**EXERCISE AIM**
Your answer is a single number: the count of lines that contain the string "name".

**RECORDS FOR THE EXERCISE**
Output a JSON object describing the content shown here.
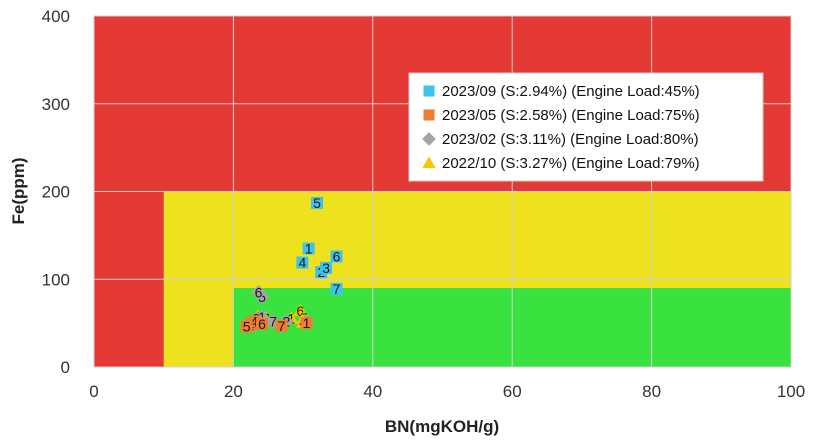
{
  "chart_data": {
    "type": "scatter",
    "xlabel": "BN(mgKOH/g)",
    "ylabel": "Fe(ppm)",
    "xlim": [
      0,
      100
    ],
    "ylim": [
      0,
      400
    ],
    "xticks": [
      "0",
      "20",
      "40",
      "60",
      "80",
      "100"
    ],
    "yticks": [
      "0",
      "100",
      "200",
      "300",
      "400"
    ],
    "grid": true,
    "legend_position": "top-right",
    "zones": [
      {
        "name": "red",
        "color": "#E53935",
        "x": [
          0,
          100
        ],
        "y": [
          0,
          400
        ]
      },
      {
        "name": "yellow",
        "color": "#EEE21F",
        "x": [
          10,
          100
        ],
        "y": [
          0,
          200
        ]
      },
      {
        "name": "green",
        "color": "#39E23F",
        "x": [
          20,
          100
        ],
        "y": [
          0,
          90
        ]
      }
    ],
    "series": [
      {
        "name": "2023/09 (S:2.94%) (Engine Load:45%)",
        "marker": "square",
        "color": "#3EC3EE",
        "points": [
          {
            "label": "1",
            "x": 30.8,
            "y": 135
          },
          {
            "label": "2",
            "x": 32.6,
            "y": 108
          },
          {
            "label": "3",
            "x": 33.3,
            "y": 113
          },
          {
            "label": "4",
            "x": 29.9,
            "y": 119
          },
          {
            "label": "5",
            "x": 32.0,
            "y": 187
          },
          {
            "label": "6",
            "x": 34.8,
            "y": 126
          },
          {
            "label": "7",
            "x": 34.8,
            "y": 89
          }
        ]
      },
      {
        "name": "2023/05 (S:2.58%) (Engine Load:75%)",
        "marker": "square",
        "color": "#EE7D31",
        "points": [
          {
            "label": "1",
            "x": 30.5,
            "y": 50
          },
          {
            "label": "2",
            "x": 22.4,
            "y": 48
          },
          {
            "label": "3",
            "x": 22.8,
            "y": 50
          },
          {
            "label": "4",
            "x": 23.0,
            "y": 52
          },
          {
            "label": "5",
            "x": 21.9,
            "y": 46
          },
          {
            "label": "6",
            "x": 24.1,
            "y": 49
          },
          {
            "label": "7",
            "x": 26.9,
            "y": 47
          }
        ]
      },
      {
        "name": "2023/02 (S:3.11%) (Engine Load:80%)",
        "marker": "diamond",
        "color": "#A5A5A5",
        "points": [
          {
            "label": "1",
            "x": 24.1,
            "y": 57
          },
          {
            "label": "2",
            "x": 27.6,
            "y": 52
          },
          {
            "label": "3",
            "x": 23.3,
            "y": 55
          },
          {
            "label": "4",
            "x": 30.5,
            "y": 52
          },
          {
            "label": "5",
            "x": 24.1,
            "y": 80
          },
          {
            "label": "6",
            "x": 23.6,
            "y": 85
          },
          {
            "label": "7",
            "x": 25.7,
            "y": 52
          }
        ]
      },
      {
        "name": "2022/10 (S:3.27%) (Engine Load:79%)",
        "marker": "triangle",
        "color": "#F7C600",
        "points": [
          {
            "label": "1",
            "x": 28.3,
            "y": 55
          },
          {
            "label": "2",
            "x": 24.7,
            "y": 56
          },
          {
            "label": "3",
            "x": 23.8,
            "y": 52
          },
          {
            "label": "4",
            "x": 30.0,
            "y": 51
          },
          {
            "label": "5",
            "x": 23.5,
            "y": 57
          },
          {
            "label": "6",
            "x": 29.6,
            "y": 64
          },
          {
            "label": "7",
            "x": 30.1,
            "y": 56
          }
        ]
      }
    ]
  }
}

**EXERCISE SOLUTION**
7